- Requirements
In the records below, locate the line containing "Serialize everything readable"; output that line and every following line through the last, exactly.

--- Start of Material ---

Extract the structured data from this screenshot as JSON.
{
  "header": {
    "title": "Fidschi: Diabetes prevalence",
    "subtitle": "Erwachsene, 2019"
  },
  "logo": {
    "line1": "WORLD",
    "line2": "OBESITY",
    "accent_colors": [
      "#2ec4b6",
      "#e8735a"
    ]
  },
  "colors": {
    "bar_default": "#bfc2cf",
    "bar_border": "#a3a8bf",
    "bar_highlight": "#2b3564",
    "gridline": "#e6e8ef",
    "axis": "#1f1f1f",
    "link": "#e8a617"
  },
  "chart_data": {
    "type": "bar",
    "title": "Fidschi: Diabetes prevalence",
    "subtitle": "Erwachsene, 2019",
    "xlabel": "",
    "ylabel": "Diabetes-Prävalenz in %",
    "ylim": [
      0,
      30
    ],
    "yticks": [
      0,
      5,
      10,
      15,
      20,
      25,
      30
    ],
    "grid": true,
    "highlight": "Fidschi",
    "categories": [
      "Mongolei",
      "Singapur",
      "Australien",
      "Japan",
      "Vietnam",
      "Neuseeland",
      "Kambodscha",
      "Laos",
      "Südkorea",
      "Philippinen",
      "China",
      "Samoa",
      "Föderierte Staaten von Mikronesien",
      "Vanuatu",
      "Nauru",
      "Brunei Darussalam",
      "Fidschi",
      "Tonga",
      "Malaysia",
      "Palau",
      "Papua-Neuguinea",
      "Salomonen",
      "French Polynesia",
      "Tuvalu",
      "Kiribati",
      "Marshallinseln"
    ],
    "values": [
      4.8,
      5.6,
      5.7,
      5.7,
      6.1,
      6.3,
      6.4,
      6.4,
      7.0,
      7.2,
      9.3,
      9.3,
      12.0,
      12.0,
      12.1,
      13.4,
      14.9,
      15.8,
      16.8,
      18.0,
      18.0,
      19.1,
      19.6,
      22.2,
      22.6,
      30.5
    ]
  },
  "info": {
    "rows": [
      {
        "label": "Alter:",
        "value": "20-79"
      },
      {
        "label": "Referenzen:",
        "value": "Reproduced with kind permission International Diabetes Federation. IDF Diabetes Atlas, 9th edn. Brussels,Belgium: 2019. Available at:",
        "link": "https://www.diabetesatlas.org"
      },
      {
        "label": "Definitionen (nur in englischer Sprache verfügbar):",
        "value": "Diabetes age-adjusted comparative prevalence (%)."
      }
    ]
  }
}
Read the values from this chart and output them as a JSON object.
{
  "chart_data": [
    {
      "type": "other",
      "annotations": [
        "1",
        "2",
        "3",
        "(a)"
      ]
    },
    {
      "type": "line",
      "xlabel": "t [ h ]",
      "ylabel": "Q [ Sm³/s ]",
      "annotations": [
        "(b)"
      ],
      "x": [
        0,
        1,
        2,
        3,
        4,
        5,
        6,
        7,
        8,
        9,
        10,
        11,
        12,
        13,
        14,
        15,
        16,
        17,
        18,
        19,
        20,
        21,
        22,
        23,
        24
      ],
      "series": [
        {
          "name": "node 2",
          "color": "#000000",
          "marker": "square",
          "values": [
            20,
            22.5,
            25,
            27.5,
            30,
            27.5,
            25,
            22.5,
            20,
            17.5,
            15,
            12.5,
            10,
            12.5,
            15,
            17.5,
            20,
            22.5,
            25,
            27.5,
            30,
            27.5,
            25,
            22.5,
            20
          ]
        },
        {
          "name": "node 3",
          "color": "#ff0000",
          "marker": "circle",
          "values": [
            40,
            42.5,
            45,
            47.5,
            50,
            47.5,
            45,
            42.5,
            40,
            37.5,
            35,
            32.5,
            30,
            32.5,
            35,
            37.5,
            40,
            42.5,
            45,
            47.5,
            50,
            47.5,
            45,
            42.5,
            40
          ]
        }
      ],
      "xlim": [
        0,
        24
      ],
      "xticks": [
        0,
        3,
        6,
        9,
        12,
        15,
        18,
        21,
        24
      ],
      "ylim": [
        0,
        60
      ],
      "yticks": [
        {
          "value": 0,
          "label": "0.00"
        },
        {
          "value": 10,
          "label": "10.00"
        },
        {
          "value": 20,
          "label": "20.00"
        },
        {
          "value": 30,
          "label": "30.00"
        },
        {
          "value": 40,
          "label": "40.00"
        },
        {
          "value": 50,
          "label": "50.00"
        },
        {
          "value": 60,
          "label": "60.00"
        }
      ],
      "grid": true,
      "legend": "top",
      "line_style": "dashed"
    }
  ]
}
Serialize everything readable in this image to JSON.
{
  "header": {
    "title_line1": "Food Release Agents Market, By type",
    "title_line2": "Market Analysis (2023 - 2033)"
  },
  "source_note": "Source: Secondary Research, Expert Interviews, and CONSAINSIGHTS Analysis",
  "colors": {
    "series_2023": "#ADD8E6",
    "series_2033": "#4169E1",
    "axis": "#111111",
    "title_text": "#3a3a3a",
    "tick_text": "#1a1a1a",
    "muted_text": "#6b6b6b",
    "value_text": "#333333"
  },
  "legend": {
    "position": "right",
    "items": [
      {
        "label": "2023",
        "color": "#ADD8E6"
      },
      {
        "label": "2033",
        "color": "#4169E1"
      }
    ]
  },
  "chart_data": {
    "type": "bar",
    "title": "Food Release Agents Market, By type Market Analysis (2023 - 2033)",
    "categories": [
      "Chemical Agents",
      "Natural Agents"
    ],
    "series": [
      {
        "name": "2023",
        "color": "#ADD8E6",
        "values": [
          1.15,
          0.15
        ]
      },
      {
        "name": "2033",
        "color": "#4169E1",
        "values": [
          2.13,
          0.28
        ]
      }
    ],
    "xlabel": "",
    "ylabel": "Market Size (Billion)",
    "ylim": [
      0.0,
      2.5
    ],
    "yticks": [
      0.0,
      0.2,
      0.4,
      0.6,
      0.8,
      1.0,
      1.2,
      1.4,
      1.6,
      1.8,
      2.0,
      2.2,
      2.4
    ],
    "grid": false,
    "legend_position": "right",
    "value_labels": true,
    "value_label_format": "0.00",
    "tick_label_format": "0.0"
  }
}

--- End of Material ---

- Written solution
Serialize everything readable in this image to JSON.
{
  "header": {
    "title_line1": "Food Release Agents Market, By type",
    "title_line2": "Market Analysis (2023 - 2033)"
  },
  "source_note": "Source: Secondary Research, Expert Interviews, and CONSAINSIGHTS Analysis",
  "colors": {
    "series_2023": "#ADD8E6",
    "series_2033": "#4169E1",
    "axis": "#111111",
    "title_text": "#3a3a3a",
    "tick_text": "#1a1a1a",
    "muted_text": "#6b6b6b",
    "value_text": "#333333"
  },
  "legend": {
    "position": "right",
    "items": [
      {
        "label": "2023",
        "color": "#ADD8E6"
      },
      {
        "label": "2033",
        "color": "#4169E1"
      }
    ]
  },
  "chart_data": {
    "type": "bar",
    "title": "Food Release Agents Market, By type Market Analysis (2023 - 2033)",
    "categories": [
      "Chemical Agents",
      "Natural Agents"
    ],
    "series": [
      {
        "name": "2023",
        "color": "#ADD8E6",
        "values": [
          1.15,
          0.15
        ]
      },
      {
        "name": "2033",
        "color": "#4169E1",
        "values": [
          2.13,
          0.28
        ]
      }
    ],
    "xlabel": "",
    "ylabel": "Market Size (Billion)",
    "ylim": [
      0.0,
      2.5
    ],
    "yticks": [
      0.0,
      0.2,
      0.4,
      0.6,
      0.8,
      1.0,
      1.2,
      1.4,
      1.6,
      1.8,
      2.0,
      2.2,
      2.4
    ],
    "grid": false,
    "legend_position": "right",
    "value_labels": true,
    "value_label_format": "0.00",
    "tick_label_format": "0.0"
  }
}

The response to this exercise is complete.